### GOAL OF THE EXERCISE
The entries below are to be transcribed in full, without their images.
====== RAW RECORDS
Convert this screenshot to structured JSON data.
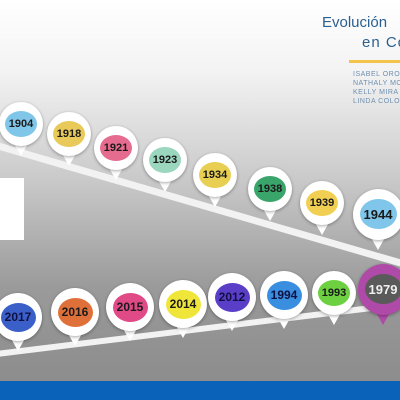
{
  "title": {
    "line1": "Evolución",
    "line2": "en Co"
  },
  "authors": [
    "ISABEL ORO",
    "NATHALY MO",
    "KELLY MIRA",
    "LINDA COLO"
  ],
  "colors": {
    "band": "#f2f2f2",
    "bottom_bar": "#0a63b8",
    "accent_rule": "#f3c34a",
    "title_text": "#2b5f8f"
  },
  "timeline_top": [
    {
      "year": "1904",
      "color": "#7fc6e8"
    },
    {
      "year": "1918",
      "color": "#e8c95a"
    },
    {
      "year": "1921",
      "color": "#e56b8f"
    },
    {
      "year": "1923",
      "color": "#9bd6be"
    },
    {
      "year": "1934",
      "color": "#e8cf52"
    },
    {
      "year": "1938",
      "color": "#3aa56b"
    },
    {
      "year": "1939",
      "color": "#f1cf52"
    },
    {
      "year": "1944",
      "color": "#7fc6ea"
    }
  ],
  "timeline_bottom": [
    {
      "year": "2017",
      "color": "#3a5fc8"
    },
    {
      "year": "2016",
      "color": "#e0703a"
    },
    {
      "year": "2015",
      "color": "#e04a86"
    },
    {
      "year": "2014",
      "color": "#f0e63a"
    },
    {
      "year": "2012",
      "color": "#5a3ec8"
    },
    {
      "year": "1994",
      "color": "#3a8ee0"
    },
    {
      "year": "1993",
      "color": "#6cd040"
    },
    {
      "year": "1979",
      "color": "#5a5a5a"
    }
  ]
}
============
### FULL OUTPUT
Convert this screenshot to structured JSON data.
{
  "title": {
    "line1": "Evolución",
    "line2": "en Co"
  },
  "authors": [
    "ISABEL ORO",
    "NATHALY MO",
    "KELLY MIRA",
    "LINDA COLO"
  ],
  "colors": {
    "band": "#f2f2f2",
    "bottom_bar": "#0a63b8",
    "accent_rule": "#f3c34a",
    "title_text": "#2b5f8f"
  },
  "timeline_top": [
    {
      "year": "1904",
      "color": "#7fc6e8"
    },
    {
      "year": "1918",
      "color": "#e8c95a"
    },
    {
      "year": "1921",
      "color": "#e56b8f"
    },
    {
      "year": "1923",
      "color": "#9bd6be"
    },
    {
      "year": "1934",
      "color": "#e8cf52"
    },
    {
      "year": "1938",
      "color": "#3aa56b"
    },
    {
      "year": "1939",
      "color": "#f1cf52"
    },
    {
      "year": "1944",
      "color": "#7fc6ea"
    }
  ],
  "timeline_bottom": [
    {
      "year": "2017",
      "color": "#3a5fc8"
    },
    {
      "year": "2016",
      "color": "#e0703a"
    },
    {
      "year": "2015",
      "color": "#e04a86"
    },
    {
      "year": "2014",
      "color": "#f0e63a"
    },
    {
      "year": "2012",
      "color": "#5a3ec8"
    },
    {
      "year": "1994",
      "color": "#3a8ee0"
    },
    {
      "year": "1993",
      "color": "#6cd040"
    },
    {
      "year": "1979",
      "color": "#5a5a5a"
    }
  ]
}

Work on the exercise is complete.